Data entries
========================

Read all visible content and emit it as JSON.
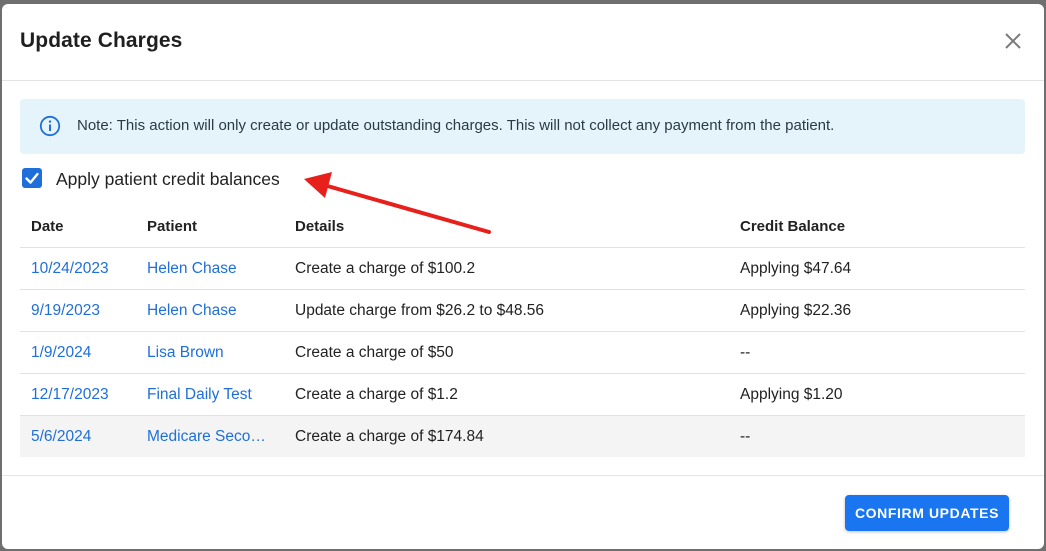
{
  "dialog": {
    "title": "Update Charges",
    "close_icon": "close-icon"
  },
  "note": {
    "icon": "info-icon",
    "text": "Note: This action will only create or update outstanding charges. This will not collect any payment from the patient."
  },
  "apply_credit": {
    "checked": true,
    "label": "Apply patient credit balances"
  },
  "table": {
    "headers": {
      "date": "Date",
      "patient": "Patient",
      "details": "Details",
      "credit": "Credit Balance"
    },
    "rows": [
      {
        "date": "10/24/2023",
        "patient": "Helen Chase",
        "details": "Create a charge of $100.2",
        "credit": "Applying $47.64"
      },
      {
        "date": "9/19/2023",
        "patient": "Helen Chase",
        "details": "Update charge from $26.2 to $48.56",
        "credit": "Applying $22.36"
      },
      {
        "date": "1/9/2024",
        "patient": "Lisa Brown",
        "details": "Create a charge of $50",
        "credit": "--"
      },
      {
        "date": "12/17/2023",
        "patient": "Final Daily Test",
        "details": "Create a charge of $1.2",
        "credit": "Applying $1.20"
      },
      {
        "date": "5/6/2024",
        "patient": "Medicare Seco…",
        "details": "Create a charge of $174.84",
        "credit": "--"
      }
    ]
  },
  "footer": {
    "confirm_label": "CONFIRM UPDATES"
  },
  "colors": {
    "accent": "#1976f0",
    "link": "#1e6fd9",
    "note_bg": "#e5f4fb",
    "annotation_arrow": "#e8201c"
  }
}
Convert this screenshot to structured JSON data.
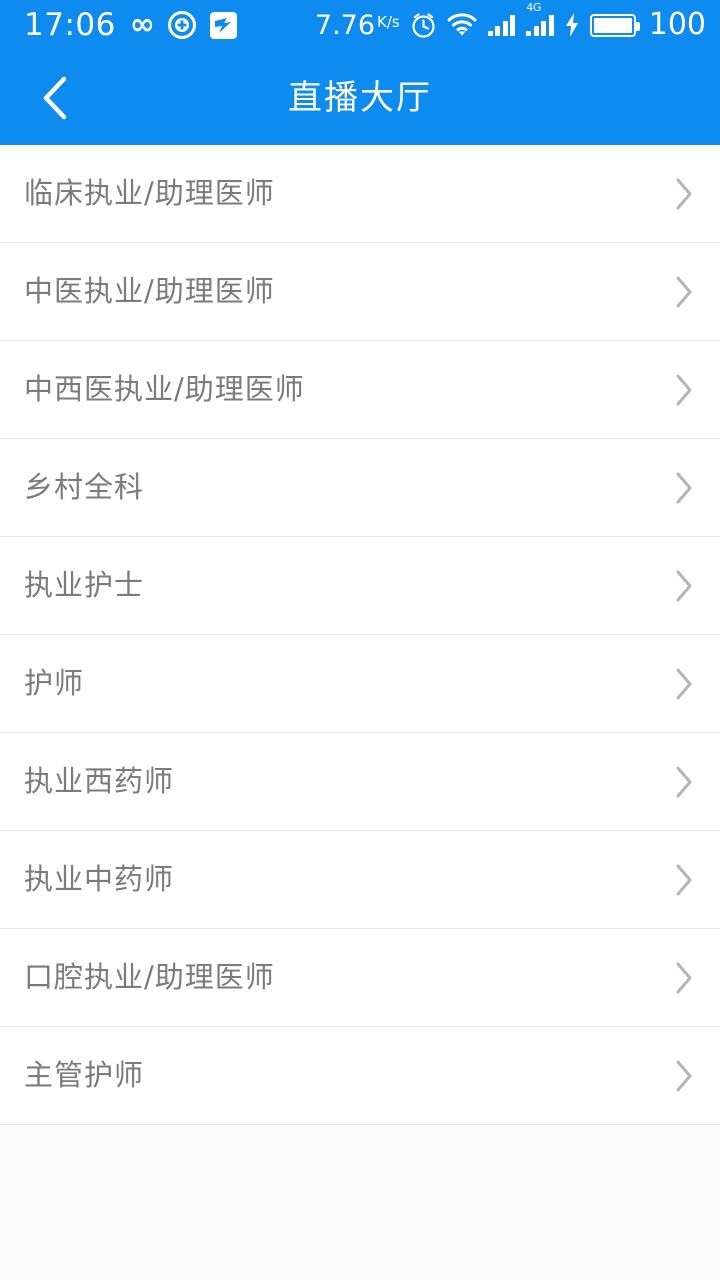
{
  "statusbar": {
    "time": "17:06",
    "infinity_glyph": "∞",
    "icons_left": [
      "infinity-icon",
      "circle-plus-icon",
      "app-square-icon"
    ],
    "network_speed": "7.76",
    "network_speed_unit": "K/s",
    "network_speed_unit_top": "K",
    "network_speed_unit_bottom": "/s",
    "icons_right": [
      "alarm-clock-icon",
      "wifi-icon",
      "signal-bars-icon",
      "signal-4g-icon",
      "charging-bolt-icon",
      "battery-icon"
    ],
    "mobile_network_label": "4G",
    "battery_percent": "100",
    "background_color": "#0d8bef",
    "foreground_color": "#ffffff"
  },
  "header": {
    "title": "直播大厅",
    "back_icon": "chevron-left-icon",
    "background_color": "#0d8bef",
    "title_color": "#ffffff"
  },
  "list": {
    "chevron_icon": "chevron-right-icon",
    "divider_color": "#e8e8e8",
    "text_color": "#7b7b7b",
    "items": [
      {
        "label": "临床执业/助理医师"
      },
      {
        "label": "中医执业/助理医师"
      },
      {
        "label": "中西医执业/助理医师"
      },
      {
        "label": "乡村全科"
      },
      {
        "label": "执业护士"
      },
      {
        "label": "护师"
      },
      {
        "label": "执业西药师"
      },
      {
        "label": "执业中药师"
      },
      {
        "label": "口腔执业/助理医师"
      },
      {
        "label": "主管护师"
      }
    ]
  }
}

========================

▶ [Request]: Every record is to be reproduced exactly, with no pictures included.

▶ [Result below]:
Read all visible content and emit it as JSON.
{
  "dialog": {
    "title": "Update Charges",
    "close_icon": "close-icon"
  },
  "note": {
    "icon": "info-icon",
    "text": "Note: This action will only create or update outstanding charges. This will not collect any payment from the patient."
  },
  "apply_credit": {
    "checked": true,
    "label": "Apply patient credit balances"
  },
  "table": {
    "headers": {
      "date": "Date",
      "patient": "Patient",
      "details": "Details",
      "credit": "Credit Balance"
    },
    "rows": [
      {
        "date": "10/24/2023",
        "patient": "Helen Chase",
        "details": "Create a charge of $100.2",
        "credit": "Applying $47.64"
      },
      {
        "date": "9/19/2023",
        "patient": "Helen Chase",
        "details": "Update charge from $26.2 to $48.56",
        "credit": "Applying $22.36"
      },
      {
        "date": "1/9/2024",
        "patient": "Lisa Brown",
        "details": "Create a charge of $50",
        "credit": "--"
      },
      {
        "date": "12/17/2023",
        "patient": "Final Daily Test",
        "details": "Create a charge of $1.2",
        "credit": "Applying $1.20"
      },
      {
        "date": "5/6/2024",
        "patient": "Medicare Seco…",
        "details": "Create a charge of $174.84",
        "credit": "--"
      }
    ]
  },
  "footer": {
    "confirm_label": "CONFIRM UPDATES"
  },
  "colors": {
    "accent": "#1976f0",
    "link": "#1e6fd9",
    "note_bg": "#e5f4fb",
    "annotation_arrow": "#e8201c"
  }
}
Convert this screenshot to structured JSON data.
{
  "statusbar": {
    "time": "17:06",
    "infinity_glyph": "∞",
    "icons_left": [
      "infinity-icon",
      "circle-plus-icon",
      "app-square-icon"
    ],
    "network_speed": "7.76",
    "network_speed_unit": "K/s",
    "network_speed_unit_top": "K",
    "network_speed_unit_bottom": "/s",
    "icons_right": [
      "alarm-clock-icon",
      "wifi-icon",
      "signal-bars-icon",
      "signal-4g-icon",
      "charging-bolt-icon",
      "battery-icon"
    ],
    "mobile_network_label": "4G",
    "battery_percent": "100",
    "background_color": "#0d8bef",
    "foreground_color": "#ffffff"
  },
  "header": {
    "title": "直播大厅",
    "back_icon": "chevron-left-icon",
    "background_color": "#0d8bef",
    "title_color": "#ffffff"
  },
  "list": {
    "chevron_icon": "chevron-right-icon",
    "divider_color": "#e8e8e8",
    "text_color": "#7b7b7b",
    "items": [
      {
        "label": "临床执业/助理医师"
      },
      {
        "label": "中医执业/助理医师"
      },
      {
        "label": "中西医执业/助理医师"
      },
      {
        "label": "乡村全科"
      },
      {
        "label": "执业护士"
      },
      {
        "label": "护师"
      },
      {
        "label": "执业西药师"
      },
      {
        "label": "执业中药师"
      },
      {
        "label": "口腔执业/助理医师"
      },
      {
        "label": "主管护师"
      }
    ]
  }
}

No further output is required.